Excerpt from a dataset
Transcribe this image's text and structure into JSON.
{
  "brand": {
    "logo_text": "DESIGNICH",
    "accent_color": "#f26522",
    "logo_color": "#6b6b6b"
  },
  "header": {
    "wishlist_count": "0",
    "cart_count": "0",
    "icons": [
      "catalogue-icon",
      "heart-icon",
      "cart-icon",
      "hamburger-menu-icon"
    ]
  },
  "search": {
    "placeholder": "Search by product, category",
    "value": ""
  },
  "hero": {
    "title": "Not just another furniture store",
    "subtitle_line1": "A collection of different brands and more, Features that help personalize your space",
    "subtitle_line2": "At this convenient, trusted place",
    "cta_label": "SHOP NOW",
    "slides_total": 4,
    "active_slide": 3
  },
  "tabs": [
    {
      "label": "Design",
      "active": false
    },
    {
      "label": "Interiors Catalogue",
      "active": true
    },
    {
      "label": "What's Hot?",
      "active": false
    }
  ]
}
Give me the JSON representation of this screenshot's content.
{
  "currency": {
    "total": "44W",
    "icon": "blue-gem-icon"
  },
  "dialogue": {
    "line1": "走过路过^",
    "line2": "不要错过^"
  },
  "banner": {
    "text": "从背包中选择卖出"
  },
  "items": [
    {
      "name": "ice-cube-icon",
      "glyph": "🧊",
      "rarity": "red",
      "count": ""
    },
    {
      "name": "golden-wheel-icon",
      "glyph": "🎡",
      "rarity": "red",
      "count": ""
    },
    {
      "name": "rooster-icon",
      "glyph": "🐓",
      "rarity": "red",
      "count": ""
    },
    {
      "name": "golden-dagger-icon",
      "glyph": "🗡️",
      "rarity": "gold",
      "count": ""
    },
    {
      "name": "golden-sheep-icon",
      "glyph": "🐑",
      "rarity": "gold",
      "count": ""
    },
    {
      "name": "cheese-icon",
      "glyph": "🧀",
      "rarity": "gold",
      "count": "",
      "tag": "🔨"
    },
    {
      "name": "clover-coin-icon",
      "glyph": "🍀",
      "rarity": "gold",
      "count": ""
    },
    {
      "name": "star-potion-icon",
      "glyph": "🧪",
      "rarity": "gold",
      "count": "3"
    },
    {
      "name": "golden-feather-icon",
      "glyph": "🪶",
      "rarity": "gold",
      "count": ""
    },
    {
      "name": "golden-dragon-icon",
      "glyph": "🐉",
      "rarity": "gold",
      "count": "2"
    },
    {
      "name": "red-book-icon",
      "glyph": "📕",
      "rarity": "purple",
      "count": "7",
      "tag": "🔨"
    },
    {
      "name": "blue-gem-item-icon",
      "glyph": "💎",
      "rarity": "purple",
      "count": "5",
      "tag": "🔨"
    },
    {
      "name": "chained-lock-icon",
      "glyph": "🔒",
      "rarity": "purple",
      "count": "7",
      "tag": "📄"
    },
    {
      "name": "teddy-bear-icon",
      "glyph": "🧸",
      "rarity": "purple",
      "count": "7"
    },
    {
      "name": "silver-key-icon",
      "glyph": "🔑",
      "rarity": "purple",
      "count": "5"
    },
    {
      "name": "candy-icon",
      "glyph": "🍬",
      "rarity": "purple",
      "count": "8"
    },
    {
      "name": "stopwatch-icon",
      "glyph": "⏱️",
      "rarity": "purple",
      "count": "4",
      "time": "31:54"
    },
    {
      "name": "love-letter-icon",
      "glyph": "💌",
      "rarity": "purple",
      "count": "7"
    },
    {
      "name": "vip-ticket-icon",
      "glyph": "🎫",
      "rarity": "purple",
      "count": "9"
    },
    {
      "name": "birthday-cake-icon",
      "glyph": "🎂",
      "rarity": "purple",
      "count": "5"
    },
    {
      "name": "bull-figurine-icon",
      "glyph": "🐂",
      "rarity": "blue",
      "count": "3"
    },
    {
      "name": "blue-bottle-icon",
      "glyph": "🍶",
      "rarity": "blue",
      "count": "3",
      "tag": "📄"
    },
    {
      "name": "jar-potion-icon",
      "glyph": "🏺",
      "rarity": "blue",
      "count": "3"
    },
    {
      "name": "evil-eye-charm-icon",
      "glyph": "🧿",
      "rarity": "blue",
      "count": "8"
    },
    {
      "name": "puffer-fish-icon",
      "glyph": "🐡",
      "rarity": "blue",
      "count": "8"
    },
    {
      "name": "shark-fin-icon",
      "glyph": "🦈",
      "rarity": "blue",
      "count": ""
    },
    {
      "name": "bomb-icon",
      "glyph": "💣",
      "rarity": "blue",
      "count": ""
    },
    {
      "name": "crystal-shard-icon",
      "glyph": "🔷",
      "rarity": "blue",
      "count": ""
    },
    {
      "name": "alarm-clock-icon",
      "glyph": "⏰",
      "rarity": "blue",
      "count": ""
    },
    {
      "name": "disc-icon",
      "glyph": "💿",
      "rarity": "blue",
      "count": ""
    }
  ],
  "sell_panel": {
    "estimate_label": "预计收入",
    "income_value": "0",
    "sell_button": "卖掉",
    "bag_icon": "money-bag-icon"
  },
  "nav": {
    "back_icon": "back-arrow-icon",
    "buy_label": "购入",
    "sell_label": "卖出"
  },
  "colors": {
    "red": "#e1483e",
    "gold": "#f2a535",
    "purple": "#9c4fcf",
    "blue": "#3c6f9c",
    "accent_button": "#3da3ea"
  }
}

EXERCISE TASK | Write out every record verbatim.

WORKED ANSWER |
Transcribe this image's text and structure into JSON.
{
  "brand": {
    "logo_text": "DESIGNICH",
    "accent_color": "#f26522",
    "logo_color": "#6b6b6b"
  },
  "header": {
    "wishlist_count": "0",
    "cart_count": "0",
    "icons": [
      "catalogue-icon",
      "heart-icon",
      "cart-icon",
      "hamburger-menu-icon"
    ]
  },
  "search": {
    "placeholder": "Search by product, category",
    "value": ""
  },
  "hero": {
    "title": "Not just another furniture store",
    "subtitle_line1": "A collection of different brands and more, Features that help personalize your space",
    "subtitle_line2": "At this convenient, trusted place",
    "cta_label": "SHOP NOW",
    "slides_total": 4,
    "active_slide": 3
  },
  "tabs": [
    {
      "label": "Design",
      "active": false
    },
    {
      "label": "Interiors Catalogue",
      "active": true
    },
    {
      "label": "What's Hot?",
      "active": false
    }
  ]
}
Give me the JSON representation of this screenshot's content.
{
  "currency": {
    "total": "44W",
    "icon": "blue-gem-icon"
  },
  "dialogue": {
    "line1": "走过路过^",
    "line2": "不要错过^"
  },
  "banner": {
    "text": "从背包中选择卖出"
  },
  "items": [
    {
      "name": "ice-cube-icon",
      "glyph": "🧊",
      "rarity": "red",
      "count": ""
    },
    {
      "name": "golden-wheel-icon",
      "glyph": "🎡",
      "rarity": "red",
      "count": ""
    },
    {
      "name": "rooster-icon",
      "glyph": "🐓",
      "rarity": "red",
      "count": ""
    },
    {
      "name": "golden-dagger-icon",
      "glyph": "🗡️",
      "rarity": "gold",
      "count": ""
    },
    {
      "name": "golden-sheep-icon",
      "glyph": "🐑",
      "rarity": "gold",
      "count": ""
    },
    {
      "name": "cheese-icon",
      "glyph": "🧀",
      "rarity": "gold",
      "count": "",
      "tag": "🔨"
    },
    {
      "name": "clover-coin-icon",
      "glyph": "🍀",
      "rarity": "gold",
      "count": ""
    },
    {
      "name": "star-potion-icon",
      "glyph": "🧪",
      "rarity": "gold",
      "count": "3"
    },
    {
      "name": "golden-feather-icon",
      "glyph": "🪶",
      "rarity": "gold",
      "count": ""
    },
    {
      "name": "golden-dragon-icon",
      "glyph": "🐉",
      "rarity": "gold",
      "count": "2"
    },
    {
      "name": "red-book-icon",
      "glyph": "📕",
      "rarity": "purple",
      "count": "7",
      "tag": "🔨"
    },
    {
      "name": "blue-gem-item-icon",
      "glyph": "💎",
      "rarity": "purple",
      "count": "5",
      "tag": "🔨"
    },
    {
      "name": "chained-lock-icon",
      "glyph": "🔒",
      "rarity": "purple",
      "count": "7",
      "tag": "📄"
    },
    {
      "name": "teddy-bear-icon",
      "glyph": "🧸",
      "rarity": "purple",
      "count": "7"
    },
    {
      "name": "silver-key-icon",
      "glyph": "🔑",
      "rarity": "purple",
      "count": "5"
    },
    {
      "name": "candy-icon",
      "glyph": "🍬",
      "rarity": "purple",
      "count": "8"
    },
    {
      "name": "stopwatch-icon",
      "glyph": "⏱️",
      "rarity": "purple",
      "count": "4",
      "time": "31:54"
    },
    {
      "name": "love-letter-icon",
      "glyph": "💌",
      "rarity": "purple",
      "count": "7"
    },
    {
      "name": "vip-ticket-icon",
      "glyph": "🎫",
      "rarity": "purple",
      "count": "9"
    },
    {
      "name": "birthday-cake-icon",
      "glyph": "🎂",
      "rarity": "purple",
      "count": "5"
    },
    {
      "name": "bull-figurine-icon",
      "glyph": "🐂",
      "rarity": "blue",
      "count": "3"
    },
    {
      "name": "blue-bottle-icon",
      "glyph": "🍶",
      "rarity": "blue",
      "count": "3",
      "tag": "📄"
    },
    {
      "name": "jar-potion-icon",
      "glyph": "🏺",
      "rarity": "blue",
      "count": "3"
    },
    {
      "name": "evil-eye-charm-icon",
      "glyph": "🧿",
      "rarity": "blue",
      "count": "8"
    },
    {
      "name": "puffer-fish-icon",
      "glyph": "🐡",
      "rarity": "blue",
      "count": "8"
    },
    {
      "name": "shark-fin-icon",
      "glyph": "🦈",
      "rarity": "blue",
      "count": ""
    },
    {
      "name": "bomb-icon",
      "glyph": "💣",
      "rarity": "blue",
      "count": ""
    },
    {
      "name": "crystal-shard-icon",
      "glyph": "🔷",
      "rarity": "blue",
      "count": ""
    },
    {
      "name": "alarm-clock-icon",
      "glyph": "⏰",
      "rarity": "blue",
      "count": ""
    },
    {
      "name": "disc-icon",
      "glyph": "💿",
      "rarity": "blue",
      "count": ""
    }
  ],
  "sell_panel": {
    "estimate_label": "预计收入",
    "income_value": "0",
    "sell_button": "卖掉",
    "bag_icon": "money-bag-icon"
  },
  "nav": {
    "back_icon": "back-arrow-icon",
    "buy_label": "购入",
    "sell_label": "卖出"
  },
  "colors": {
    "red": "#e1483e",
    "gold": "#f2a535",
    "purple": "#9c4fcf",
    "blue": "#3c6f9c",
    "accent_button": "#3da3ea"
  }
}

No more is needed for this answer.